Records to use |
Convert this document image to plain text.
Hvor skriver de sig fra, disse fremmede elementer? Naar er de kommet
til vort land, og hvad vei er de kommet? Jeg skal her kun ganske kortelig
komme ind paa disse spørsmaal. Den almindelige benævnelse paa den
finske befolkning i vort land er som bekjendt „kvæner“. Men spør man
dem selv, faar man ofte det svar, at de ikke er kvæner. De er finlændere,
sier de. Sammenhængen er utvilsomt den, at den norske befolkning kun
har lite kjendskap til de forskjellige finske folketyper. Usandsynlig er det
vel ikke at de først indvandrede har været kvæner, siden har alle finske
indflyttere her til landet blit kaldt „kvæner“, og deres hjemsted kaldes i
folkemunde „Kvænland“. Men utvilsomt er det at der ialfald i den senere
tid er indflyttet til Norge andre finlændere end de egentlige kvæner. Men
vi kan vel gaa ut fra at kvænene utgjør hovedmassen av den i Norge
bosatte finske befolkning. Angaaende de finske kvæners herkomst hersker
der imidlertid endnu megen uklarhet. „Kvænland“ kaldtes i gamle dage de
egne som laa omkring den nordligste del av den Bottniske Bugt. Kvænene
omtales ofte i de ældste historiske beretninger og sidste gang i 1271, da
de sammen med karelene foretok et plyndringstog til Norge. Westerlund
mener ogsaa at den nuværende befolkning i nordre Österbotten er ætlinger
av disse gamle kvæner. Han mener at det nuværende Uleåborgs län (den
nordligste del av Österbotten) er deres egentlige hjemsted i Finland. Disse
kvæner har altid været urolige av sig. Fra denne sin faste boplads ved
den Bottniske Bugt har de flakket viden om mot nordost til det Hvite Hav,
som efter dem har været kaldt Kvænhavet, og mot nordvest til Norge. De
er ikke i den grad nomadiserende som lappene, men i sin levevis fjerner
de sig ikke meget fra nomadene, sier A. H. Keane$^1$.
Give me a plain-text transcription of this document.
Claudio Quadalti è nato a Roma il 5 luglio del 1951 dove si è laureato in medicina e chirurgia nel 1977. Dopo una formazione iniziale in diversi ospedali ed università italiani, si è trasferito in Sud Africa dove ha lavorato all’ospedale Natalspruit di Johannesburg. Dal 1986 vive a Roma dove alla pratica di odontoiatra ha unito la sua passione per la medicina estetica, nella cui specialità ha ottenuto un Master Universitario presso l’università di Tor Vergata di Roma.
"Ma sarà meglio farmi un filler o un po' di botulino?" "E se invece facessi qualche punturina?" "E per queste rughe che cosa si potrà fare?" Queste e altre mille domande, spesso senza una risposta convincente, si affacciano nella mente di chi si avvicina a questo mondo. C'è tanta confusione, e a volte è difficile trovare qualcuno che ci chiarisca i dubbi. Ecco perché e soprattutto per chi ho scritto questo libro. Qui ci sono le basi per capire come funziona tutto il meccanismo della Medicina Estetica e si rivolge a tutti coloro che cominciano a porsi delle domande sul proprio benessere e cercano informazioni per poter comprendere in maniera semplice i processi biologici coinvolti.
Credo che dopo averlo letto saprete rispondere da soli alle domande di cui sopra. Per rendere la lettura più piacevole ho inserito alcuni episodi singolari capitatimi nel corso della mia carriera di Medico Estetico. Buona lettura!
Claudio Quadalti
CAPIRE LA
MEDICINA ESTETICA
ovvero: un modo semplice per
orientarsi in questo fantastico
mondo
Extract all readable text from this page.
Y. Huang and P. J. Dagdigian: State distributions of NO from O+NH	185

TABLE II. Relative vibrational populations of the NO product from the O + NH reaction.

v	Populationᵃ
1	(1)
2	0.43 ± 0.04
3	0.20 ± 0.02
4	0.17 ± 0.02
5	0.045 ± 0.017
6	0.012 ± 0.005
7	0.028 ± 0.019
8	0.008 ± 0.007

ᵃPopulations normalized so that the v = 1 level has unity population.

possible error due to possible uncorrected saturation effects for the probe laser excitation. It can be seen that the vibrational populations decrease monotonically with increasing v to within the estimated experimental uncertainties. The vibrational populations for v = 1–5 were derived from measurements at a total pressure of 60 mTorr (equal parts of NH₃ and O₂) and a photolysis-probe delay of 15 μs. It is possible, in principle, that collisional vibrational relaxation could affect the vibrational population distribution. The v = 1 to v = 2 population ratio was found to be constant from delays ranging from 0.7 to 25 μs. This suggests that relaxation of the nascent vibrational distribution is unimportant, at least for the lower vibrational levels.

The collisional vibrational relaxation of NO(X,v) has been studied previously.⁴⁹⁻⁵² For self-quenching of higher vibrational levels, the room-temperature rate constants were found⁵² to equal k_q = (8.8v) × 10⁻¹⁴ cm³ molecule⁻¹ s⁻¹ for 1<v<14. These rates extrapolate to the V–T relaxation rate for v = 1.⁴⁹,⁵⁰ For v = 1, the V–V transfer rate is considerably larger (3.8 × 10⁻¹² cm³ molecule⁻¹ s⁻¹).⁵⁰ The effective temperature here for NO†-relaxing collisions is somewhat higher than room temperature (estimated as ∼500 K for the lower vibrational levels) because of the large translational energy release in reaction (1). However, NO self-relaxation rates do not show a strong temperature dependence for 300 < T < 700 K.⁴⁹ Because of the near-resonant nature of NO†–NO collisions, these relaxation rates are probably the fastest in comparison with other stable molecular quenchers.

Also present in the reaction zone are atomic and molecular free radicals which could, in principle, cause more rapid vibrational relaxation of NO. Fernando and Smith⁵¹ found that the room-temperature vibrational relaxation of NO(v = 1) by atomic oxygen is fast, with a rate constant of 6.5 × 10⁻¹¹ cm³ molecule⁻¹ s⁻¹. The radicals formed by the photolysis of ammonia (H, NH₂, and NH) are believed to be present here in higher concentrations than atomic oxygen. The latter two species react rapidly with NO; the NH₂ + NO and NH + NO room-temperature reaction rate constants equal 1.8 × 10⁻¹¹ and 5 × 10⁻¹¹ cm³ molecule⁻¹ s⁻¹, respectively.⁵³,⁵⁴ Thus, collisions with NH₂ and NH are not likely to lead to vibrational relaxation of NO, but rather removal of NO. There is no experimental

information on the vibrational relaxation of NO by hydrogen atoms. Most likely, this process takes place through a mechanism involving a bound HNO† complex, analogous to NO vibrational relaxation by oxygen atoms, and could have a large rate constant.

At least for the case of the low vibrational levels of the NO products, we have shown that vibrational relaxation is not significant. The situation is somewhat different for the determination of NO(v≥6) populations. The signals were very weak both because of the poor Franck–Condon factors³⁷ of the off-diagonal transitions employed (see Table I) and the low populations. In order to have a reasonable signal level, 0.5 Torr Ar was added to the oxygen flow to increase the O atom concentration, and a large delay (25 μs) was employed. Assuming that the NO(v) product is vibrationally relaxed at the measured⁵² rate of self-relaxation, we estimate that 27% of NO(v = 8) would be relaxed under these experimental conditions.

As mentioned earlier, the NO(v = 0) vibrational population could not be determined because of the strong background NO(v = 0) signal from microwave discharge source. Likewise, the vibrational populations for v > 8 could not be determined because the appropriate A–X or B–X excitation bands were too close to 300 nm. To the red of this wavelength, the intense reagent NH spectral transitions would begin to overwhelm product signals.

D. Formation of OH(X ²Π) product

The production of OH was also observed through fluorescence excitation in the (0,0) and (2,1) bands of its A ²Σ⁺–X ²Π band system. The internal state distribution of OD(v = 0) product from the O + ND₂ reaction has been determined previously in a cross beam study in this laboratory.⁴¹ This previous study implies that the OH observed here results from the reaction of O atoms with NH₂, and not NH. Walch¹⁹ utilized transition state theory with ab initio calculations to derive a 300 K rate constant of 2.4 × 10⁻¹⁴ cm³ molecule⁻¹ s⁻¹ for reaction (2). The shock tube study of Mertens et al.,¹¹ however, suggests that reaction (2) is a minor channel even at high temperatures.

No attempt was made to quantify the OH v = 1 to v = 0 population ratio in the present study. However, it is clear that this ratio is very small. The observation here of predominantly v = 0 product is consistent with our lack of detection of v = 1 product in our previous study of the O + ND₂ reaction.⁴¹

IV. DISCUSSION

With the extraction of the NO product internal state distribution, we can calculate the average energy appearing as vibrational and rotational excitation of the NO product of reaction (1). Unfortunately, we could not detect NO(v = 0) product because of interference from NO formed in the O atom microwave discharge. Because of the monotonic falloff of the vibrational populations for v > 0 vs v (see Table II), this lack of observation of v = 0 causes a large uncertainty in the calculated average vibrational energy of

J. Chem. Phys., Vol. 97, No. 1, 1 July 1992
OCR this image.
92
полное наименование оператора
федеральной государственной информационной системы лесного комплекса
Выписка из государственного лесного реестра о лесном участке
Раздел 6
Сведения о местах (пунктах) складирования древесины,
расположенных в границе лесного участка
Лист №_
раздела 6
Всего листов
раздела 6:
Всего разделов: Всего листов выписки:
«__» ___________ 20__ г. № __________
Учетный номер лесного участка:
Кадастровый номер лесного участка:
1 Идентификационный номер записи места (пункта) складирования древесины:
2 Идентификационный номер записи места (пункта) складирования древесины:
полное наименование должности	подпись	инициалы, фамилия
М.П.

What you should do | Return all lines containing the word "mener".

Answer for this exercise |
mener ogsaa at den nuværende befolkning i nordre Österbotten er ætlinger
av disse gamle kvæner. Han mener at det nuværende Uleåborgs län (den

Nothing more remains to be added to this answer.